TASK OBJECTIVE → All lines holding the string "tăia" are to be shown.

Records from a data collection
______
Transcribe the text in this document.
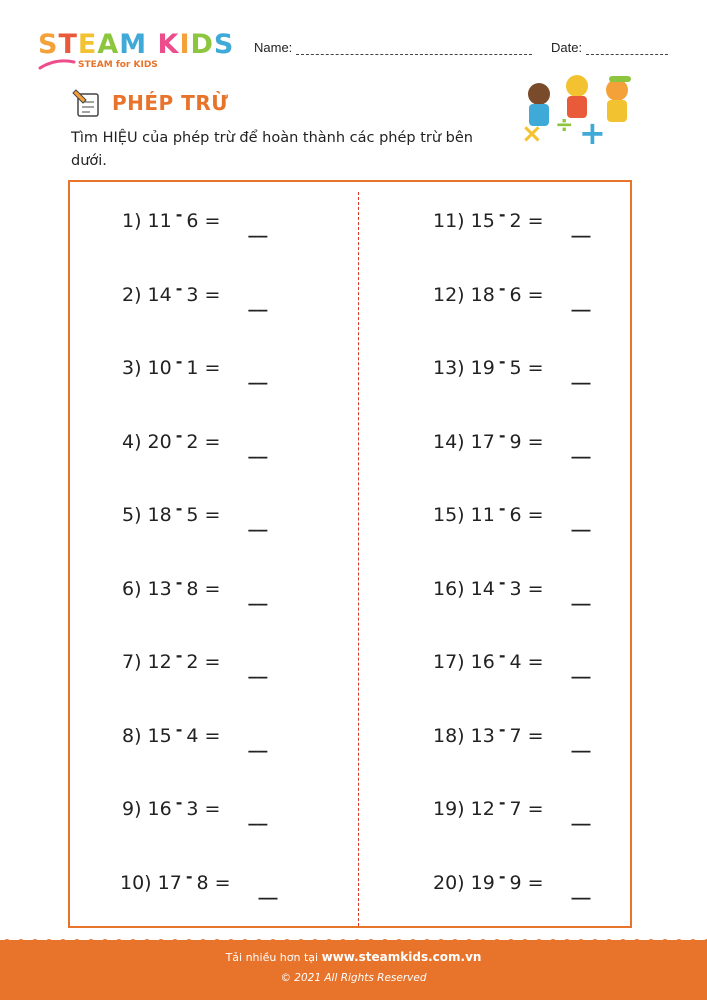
STEAM KIDS
STEAM for KIDS
Name:	Date:
PHÉP TRỪ
Tìm HIỆU của phép trừ để hoàn thành các phép trừ bên dưới.
× ÷ +
1) 11 - 6 = __
2) 14 - 3 = __
3) 10 - 1 = __
4) 20 - 2 = __
5) 18 - 5 = __
6) 13 - 8 = __
7) 12 - 2 = __
8) 15 - 4 = __
9) 16 - 3 = __
10) 17 - 8 = __
11) 15 - 2 = __
12) 18 - 6 = __
13) 19 - 5 = __
14) 17 - 9 = __
15) 11 - 6 = __
16) 14 - 3 = __
17) 16 - 4 = __
18) 13 - 7 = __
19) 12 - 7 = __
20) 19 - 9 = __
Tải nhiều hơn tại www.steamkids.com.vn
© 2021 All Rights Reserved
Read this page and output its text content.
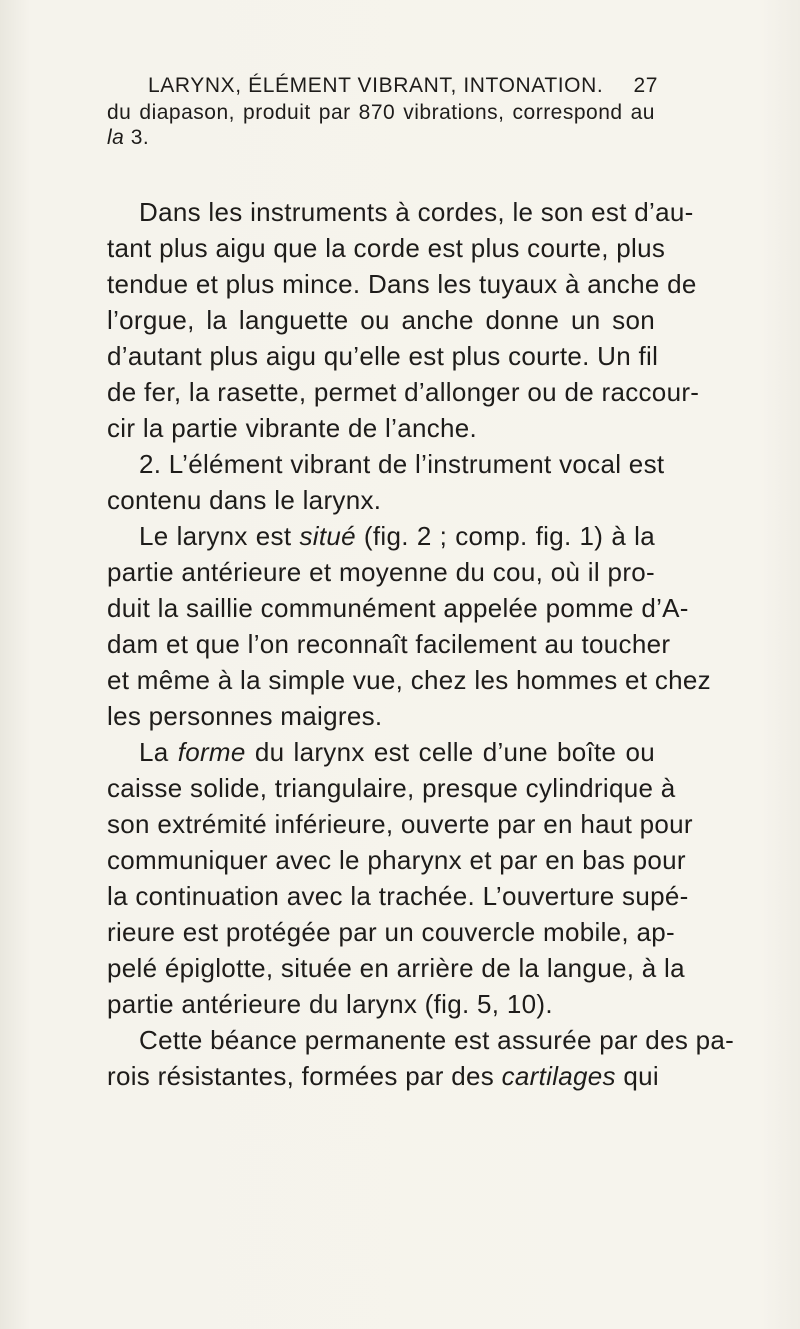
LARYNX, ÉLÉMENT VIBRANT, INTONATION. 27
du diapason, produit par 870 vibrations, correspond au
la 3.
Dans les instruments à cordes, le son est d’au-
tant plus aigu que la corde est plus courte, plus
tendue et plus mince. Dans les tuyaux à anche de
l’orgue, la languette ou anche donne un son
d’autant plus aigu qu’elle est plus courte. Un fil
de fer, la rasette, permet d’allonger ou de raccour-
cir la partie vibrante de l’anche.
2. L’élément vibrant de l’instrument vocal est
contenu dans le larynx.
Le larynx est situé (fig. 2 ; comp. fig. 1) à la
partie antérieure et moyenne du cou, où il pro-
duit la saillie communément appelée pomme d’A-
dam et que l’on reconnaît facilement au toucher
et même à la simple vue, chez les hommes et chez
les personnes maigres.
La forme du larynx est celle d’une boîte ou
caisse solide, triangulaire, presque cylindrique à
son extrémité inférieure, ouverte par en haut pour
communiquer avec le pharynx et par en bas pour
la continuation avec la trachée. L’ouverture supé-
rieure est protégée par un couvercle mobile, ap-
pelé épiglotte, située en arrière de la langue, à la
partie antérieure du larynx (fig. 5, 10).
Cette béance permanente est assurée par des pa-
rois résistantes, formées par des cartilages qui
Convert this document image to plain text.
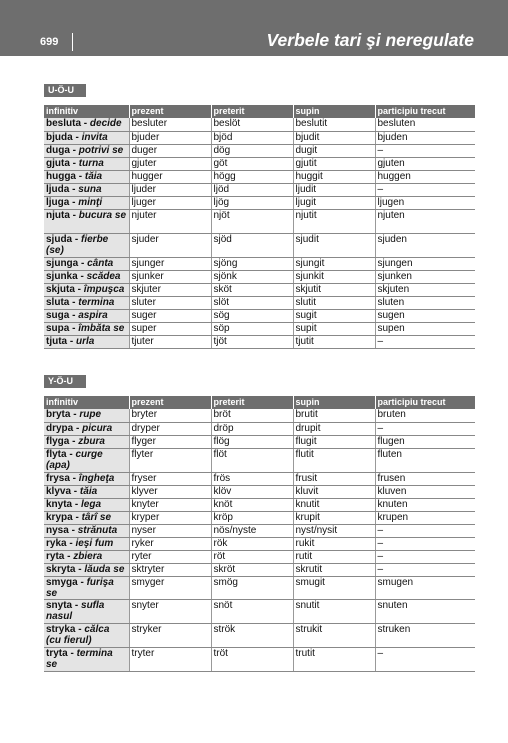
699	Verbele tari şi neregulate
U-Ö-U
infinitiv	prezent	preterit	supin	participiu trecut
besluta - decide	besluter	beslöt	beslutit	besluten
bjuda - invita	bjuder	bjöd	bjudit	bjuden
duga - potrivi se	duger	dög	dugit	–
gjuta - turna	gjuter	göt	gjutit	gjuten
hugga - tăia	hugger	högg	huggit	huggen
ljuda - suna	ljuder	ljöd	ljudit	–
ljuga - minţi	ljuger	ljög	ljugit	ljugen
njuta - bucura se	njuter	njöt	njutit	njuten
sjuda - fierbe (se)	sjuder	sjöd	sjudit	sjuden
sjunga - cânta	sjunger	sjöng	sjungit	sjungen
sjunka - scădea	sjunker	sjönk	sjunkit	sjunken
skjuta - împuşca	skjuter	sköt	skjutit	skjuten
sluta - termina	sluter	slöt	slutit	sluten
suga - aspira	suger	sög	sugit	sugen
supa - îmbăta se	super	söp	supit	supen
tjuta - urla	tjuter	tjöt	tjutit	–
Y-Ö-U
infinitiv	prezent	preterit	supin	participiu trecut
bryta - rupe	bryter	bröt	brutit	bruten
drypa - picura	dryper	dröp	drupit	–
flyga - zbura	flyger	flög	flugit	flugen
flyta - curge (apa)	flyter	flöt	flutit	fluten
frysa - îngheţa	fryser	frös	frusit	frusen
klyva - tăia	klyver	klöv	kluvit	kluven
knyta - lega	knyter	knöt	knutit	knuten
krypa - târî se	kryper	kröp	krupit	krupen
nysa - strănuta	nyser	nös/nyste	nyst/nysit	–
ryka - ieşi fum	ryker	rök	rukit	–
ryta - zbiera	ryter	röt	rutit	–
skryta - lăuda se	sktryter	skröt	skrutit	–
smyga - furişa se	smyger	smög	smugit	smugen
snyta - sufla nasul	snyter	snöt	snutit	snuten
stryka - călca (cu fierul)	stryker	strök	strukit	struken
tryta - termina se	tryter	tröt	trutit	–
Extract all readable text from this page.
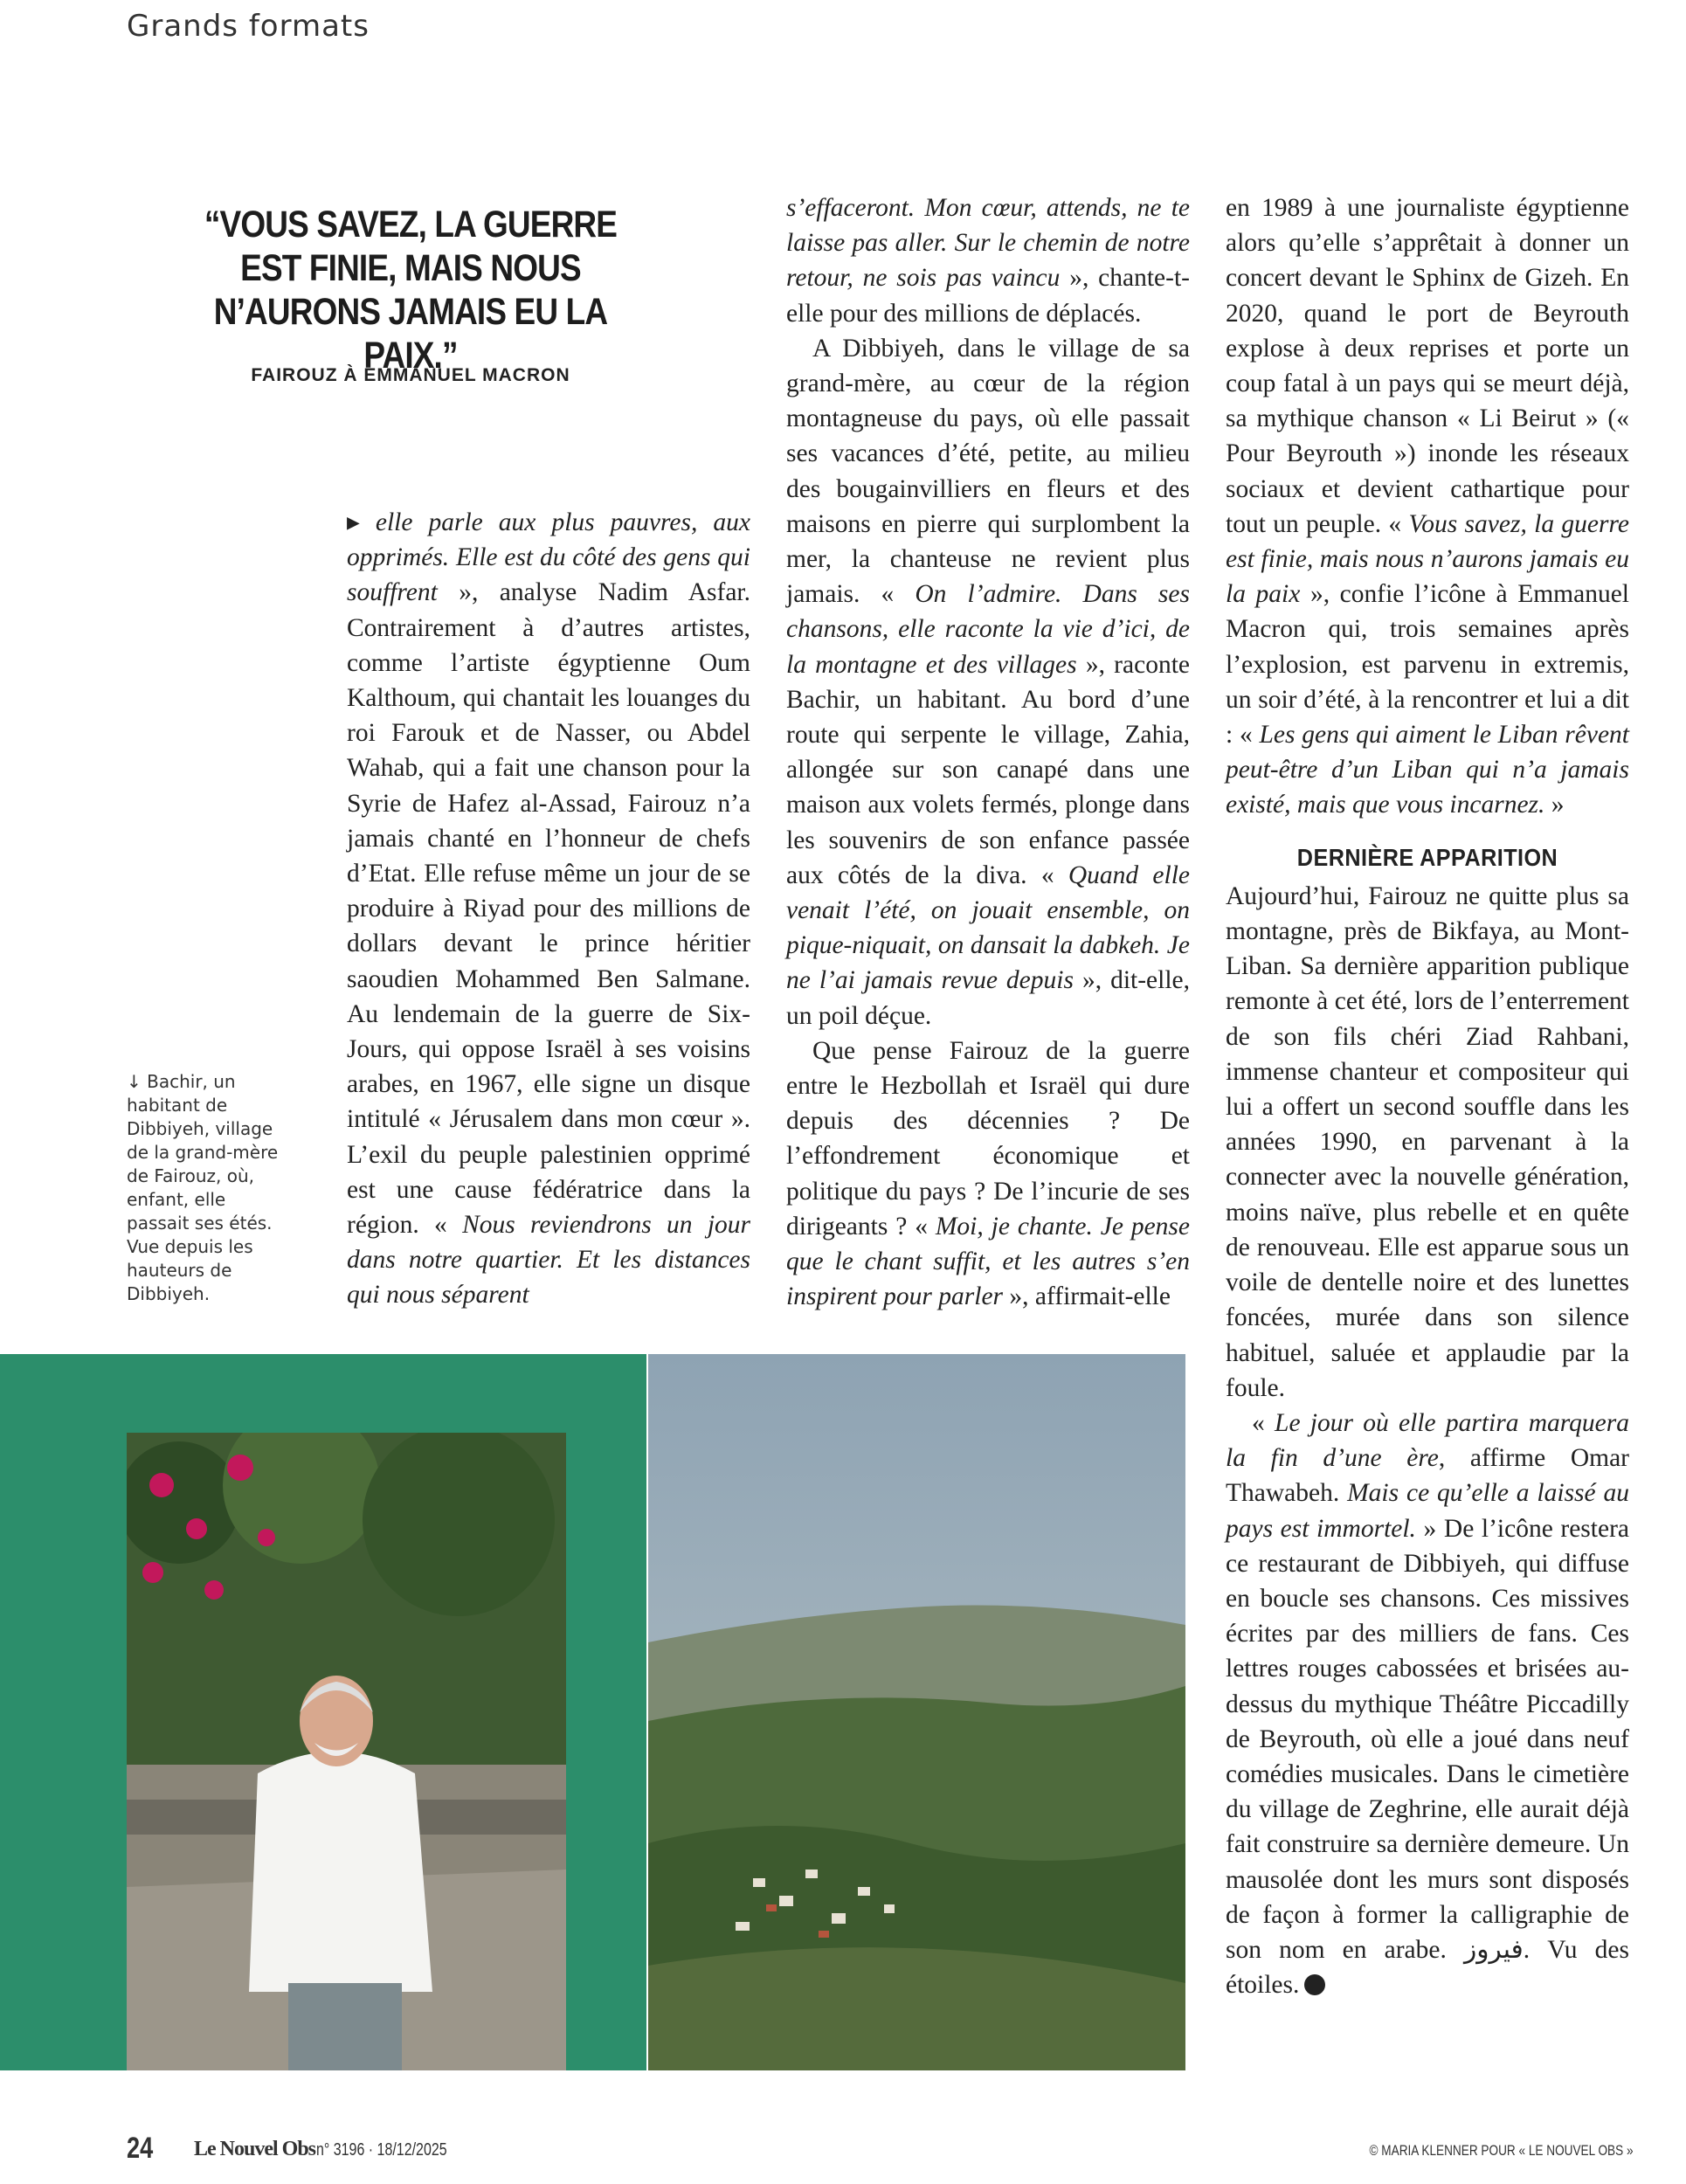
Grands formats
“VOUS SAVEZ, LA GUERRE EST FINIE, MAIS NOUS N’AURONS JAMAIS EU LA PAIX.”
FAIROUZ À EMMANUEL MACRON
↓ Bachir, un habitant de Dibbiyeh, village de la grand-mère de Fairouz, où, enfant, elle passait ses étés. Vue depuis les hauteurs de Dibbiyeh.

▸ elle parle aux plus pauvres, aux opprimés. Elle est du côté des gens qui souffrent », analyse Nadim Asfar. Contrairement à d’autres artistes, comme l’artiste égyptienne Oum Kalthoum, qui chantait les louanges du roi Farouk et de Nasser, ou Abdel Wahab, qui a fait une chanson pour la Syrie de Hafez al-Assad, Fairouz n’a jamais chanté en l’honneur de chefs d’Etat. Elle refuse même un jour de se produire à Riyad pour des millions de dollars devant le prince héritier saoudien Mohammed Ben Salmane. Au lendemain de la guerre de Six-Jours, qui oppose Israël à ses voisins arabes, en 1967, elle signe un disque intitulé « Jérusalem dans mon cœur ». L’exil du peuple palestinien opprimé est une cause fédératrice dans la région. « Nous reviendrons un jour dans notre quartier. Et les distances qui nous séparent

s’effaceront. Mon cœur, attends, ne te laisse pas aller. Sur le chemin de notre retour, ne sois pas vaincu », chante-t-elle pour des millions de déplacés.

A Dibbiyeh, dans le village de sa grand-mère, au cœur de la région montagneuse du pays, où elle passait ses vacances d’été, petite, au milieu des bougainvilliers en fleurs et des maisons en pierre qui surplombent la mer, la chanteuse ne revient plus jamais. « On l’admire. Dans ses chansons, elle raconte la vie d’ici, de la montagne et des villages », raconte Bachir, un habitant. Au bord d’une route qui serpente le village, Zahia, allongée sur son canapé dans une maison aux volets fermés, plonge dans les souvenirs de son enfance passée aux côtés de la diva. « Quand elle venait l’été, on jouait ensemble, on pique-niquait, on dansait la dabkeh. Je ne l’ai jamais revue depuis », dit-elle, un poil déçue.

Que pense Fairouz de la guerre entre le Hezbollah et Israël qui dure depuis des décennies ? De l’effondrement économique et politique du pays ? De l’incurie de ses dirigeants ? « Moi, je chante. Je pense que le chant suffit, et les autres s’en inspirent pour parler », affirmait-elle

en 1989 à une journaliste égyptienne alors qu’elle s’apprêtait à donner un concert devant le Sphinx de Gizeh. En 2020, quand le port de Beyrouth explose à deux reprises et porte un coup fatal à un pays qui se meurt déjà, sa mythique chanson « Li Beirut » (« Pour Beyrouth ») inonde les réseaux sociaux et devient cathartique pour tout un peuple. « Vous savez, la guerre est finie, mais nous n’aurons jamais eu la paix », confie l’icône à Emmanuel Macron qui, trois semaines après l’explosion, est parvenu in extremis, un soir d’été, à la rencontrer et lui a dit : « Les gens qui aiment le Liban rêvent peut-être d’un Liban qui n’a jamais existé, mais que vous incarnez. »

DERNIÈRE APPARITION

Aujourd’hui, Fairouz ne quitte plus sa montagne, près de Bikfaya, au Mont-Liban. Sa dernière apparition publique remonte à cet été, lors de l’enterrement de son fils chéri Ziad Rahbani, immense chanteur et compositeur qui lui a offert un second souffle dans les années 1990, en parvenant à la connecter avec la nouvelle génération, moins naïve, plus rebelle et en quête de renouveau. Elle est apparue sous un voile de dentelle noire et des lunettes foncées, murée dans son silence habituel, saluée et applaudie par la foule.

« Le jour où elle partira marquera la fin d’une ère, affirme Omar Thawabeh. Mais ce qu’elle a laissé au pays est immortel. » De l’icône restera ce restaurant de Dibbiyeh, qui diffuse en boucle ses chansons. Ces missives écrites par des milliers de fans. Ces lettres rouges cabossées et brisées au-dessus du mythique Théâtre Piccadilly de Beyrouth, où elle a joué dans neuf comédies musicales. Dans le cimetière du village de Zeghrine, elle aurait déjà fait construire sa dernière demeure. Un mausolée dont les murs sont disposés de façon à former la calligraphie de son nom en arabe. فيروز. Vu des étoiles.

24 Le Nouvel Obs n° 3196 · 18/12/2025	© MARIA KLENNER POUR « LE NOUVEL OBS »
______
RESPONSE →
hugga - tăia	hugger	högg	huggit	huggen
klyva - tăia	klyver	klöv	kluvit	kluven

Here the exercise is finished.